EXERCISE ::
Please print the data below word for word, leaving out the pictures.

• • •

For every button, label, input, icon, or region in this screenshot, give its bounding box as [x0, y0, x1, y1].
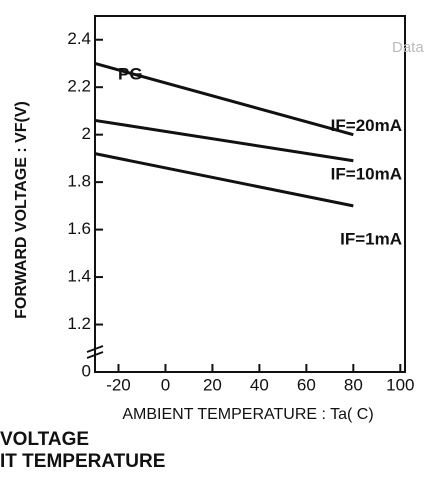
x-tick-label: 60: [297, 375, 316, 394]
series-line: [94, 152, 354, 208]
y-tick-label: 1.2: [67, 314, 91, 333]
series-label: IF=1mA: [340, 229, 402, 248]
y-tick-label: 1.6: [67, 219, 91, 238]
break-mark: [86, 351, 104, 359]
series-label: IF=10mA: [331, 164, 402, 183]
series-line: [94, 118, 354, 163]
series-label: IF=20mA: [331, 116, 402, 135]
watermark: Data: [392, 39, 424, 56]
x-tick-label: 20: [203, 375, 222, 394]
break-mark: [86, 345, 104, 353]
x-tick-label: -20: [106, 375, 131, 394]
x-tick-label: 100: [386, 375, 414, 394]
y-tick-label: 2.4: [67, 29, 91, 48]
x-axis-label: AMBIENT TEMPERATURE : Ta( C): [122, 406, 373, 423]
caption-line: IT TEMPERATURE: [0, 451, 165, 472]
x-tick-label: 40: [250, 375, 269, 394]
y-axis-label: FORWARD VOLTAGE : VF(V): [13, 101, 30, 319]
y-tick-label: 0: [82, 361, 91, 380]
axis-break: [86, 345, 104, 359]
y-tick-label: 2.2: [67, 77, 91, 96]
y-tick-label: 1.4: [67, 267, 91, 286]
y-tick-label: 1.8: [67, 172, 91, 191]
caption-line: VOLTAGE: [0, 429, 89, 450]
x-tick-label: 0: [161, 375, 170, 394]
y-tick-label: 2: [82, 124, 91, 143]
x-tick-label: 80: [344, 375, 363, 394]
plot-frame: [94, 15, 406, 373]
series-line: [94, 62, 354, 137]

• • •

ANSWER TO THE EXERCISE ::
For every button, label, input, icon, or region in this screenshot, give its bounding box as [x0, y0, x1, y1].
x-tick-label: 60: [297, 375, 316, 394]
series-line: [94, 152, 354, 208]
y-tick-label: 1.2: [67, 314, 91, 333]
series-label: IF=1mA: [340, 229, 402, 248]
y-tick-label: 1.6: [67, 219, 91, 238]
break-mark: [86, 351, 104, 359]
series-label: IF=10mA: [331, 164, 402, 183]
series-line: [94, 118, 354, 163]
series-label: IF=20mA: [331, 116, 402, 135]
watermark: Data: [392, 39, 424, 56]
x-tick-label: 20: [203, 375, 222, 394]
break-mark: [86, 345, 104, 353]
x-tick-label: -20: [106, 375, 131, 394]
x-tick-label: 100: [386, 375, 414, 394]
y-tick-label: 2.4: [67, 29, 91, 48]
x-axis-label: AMBIENT TEMPERATURE : Ta( C): [122, 406, 373, 423]
caption-line: IT TEMPERATURE: [0, 451, 165, 472]
x-tick-label: 40: [250, 375, 269, 394]
y-axis-label: FORWARD VOLTAGE : VF(V): [13, 101, 30, 319]
y-tick-label: 0: [82, 361, 91, 380]
axis-break: [86, 345, 104, 359]
y-tick-label: 2.2: [67, 77, 91, 96]
y-tick-label: 1.4: [67, 267, 91, 286]
y-tick-label: 1.8: [67, 172, 91, 191]
caption-line: VOLTAGE: [0, 429, 89, 450]
x-tick-label: 0: [161, 375, 170, 394]
y-tick-label: 2: [82, 124, 91, 143]
x-tick-label: 80: [344, 375, 363, 394]
plot-frame: [94, 15, 406, 373]
series-line: [94, 62, 354, 137]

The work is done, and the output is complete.